Count the lines below that contain "screenshot". Give only the number.

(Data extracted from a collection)
* Start *
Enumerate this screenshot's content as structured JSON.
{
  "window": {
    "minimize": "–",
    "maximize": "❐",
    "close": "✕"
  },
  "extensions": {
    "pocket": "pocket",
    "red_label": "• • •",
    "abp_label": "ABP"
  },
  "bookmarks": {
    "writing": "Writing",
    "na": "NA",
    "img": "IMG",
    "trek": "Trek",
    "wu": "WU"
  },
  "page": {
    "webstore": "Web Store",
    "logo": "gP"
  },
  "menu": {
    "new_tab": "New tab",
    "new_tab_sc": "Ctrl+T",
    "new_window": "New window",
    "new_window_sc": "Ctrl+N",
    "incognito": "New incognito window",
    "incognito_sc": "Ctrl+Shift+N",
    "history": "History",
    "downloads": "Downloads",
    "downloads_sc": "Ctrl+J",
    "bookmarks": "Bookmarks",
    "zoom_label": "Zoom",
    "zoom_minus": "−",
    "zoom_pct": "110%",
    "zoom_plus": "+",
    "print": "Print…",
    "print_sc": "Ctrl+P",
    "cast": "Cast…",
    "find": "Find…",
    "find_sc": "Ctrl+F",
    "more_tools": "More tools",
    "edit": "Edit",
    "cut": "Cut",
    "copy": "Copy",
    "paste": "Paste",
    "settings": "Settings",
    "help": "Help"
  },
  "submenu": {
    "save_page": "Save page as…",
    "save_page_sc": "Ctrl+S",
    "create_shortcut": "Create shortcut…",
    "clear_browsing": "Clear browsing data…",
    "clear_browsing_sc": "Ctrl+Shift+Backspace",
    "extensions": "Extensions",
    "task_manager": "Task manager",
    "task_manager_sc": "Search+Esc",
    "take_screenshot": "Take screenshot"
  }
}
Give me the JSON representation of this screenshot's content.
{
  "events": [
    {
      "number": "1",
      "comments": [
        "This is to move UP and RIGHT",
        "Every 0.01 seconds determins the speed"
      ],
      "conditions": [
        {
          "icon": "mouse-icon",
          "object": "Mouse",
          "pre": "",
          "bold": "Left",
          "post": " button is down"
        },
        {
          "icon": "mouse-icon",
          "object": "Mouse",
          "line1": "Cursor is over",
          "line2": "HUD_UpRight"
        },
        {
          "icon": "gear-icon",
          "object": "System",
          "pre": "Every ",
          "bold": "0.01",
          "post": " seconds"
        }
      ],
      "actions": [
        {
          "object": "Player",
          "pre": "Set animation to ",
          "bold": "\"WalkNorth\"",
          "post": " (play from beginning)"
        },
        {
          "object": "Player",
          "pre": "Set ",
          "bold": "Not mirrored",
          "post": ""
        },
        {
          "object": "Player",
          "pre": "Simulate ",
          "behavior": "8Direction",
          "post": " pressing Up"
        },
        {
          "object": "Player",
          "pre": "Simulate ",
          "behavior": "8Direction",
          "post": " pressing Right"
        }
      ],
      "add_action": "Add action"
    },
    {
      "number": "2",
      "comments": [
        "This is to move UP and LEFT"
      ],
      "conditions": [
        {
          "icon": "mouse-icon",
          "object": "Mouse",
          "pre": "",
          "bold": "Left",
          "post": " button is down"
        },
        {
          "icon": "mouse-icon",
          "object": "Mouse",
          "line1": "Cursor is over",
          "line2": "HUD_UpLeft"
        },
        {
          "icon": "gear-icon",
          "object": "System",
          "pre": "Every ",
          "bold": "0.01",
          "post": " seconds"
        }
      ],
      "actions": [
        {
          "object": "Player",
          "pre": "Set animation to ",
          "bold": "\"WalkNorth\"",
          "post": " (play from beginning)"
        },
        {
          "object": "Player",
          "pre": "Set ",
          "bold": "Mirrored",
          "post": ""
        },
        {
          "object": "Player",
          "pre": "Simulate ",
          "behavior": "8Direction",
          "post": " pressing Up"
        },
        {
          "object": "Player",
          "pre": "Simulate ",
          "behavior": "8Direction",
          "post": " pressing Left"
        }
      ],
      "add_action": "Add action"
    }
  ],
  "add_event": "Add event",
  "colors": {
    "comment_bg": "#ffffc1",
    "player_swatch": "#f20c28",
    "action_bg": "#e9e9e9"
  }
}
* End *
## Exercise result
3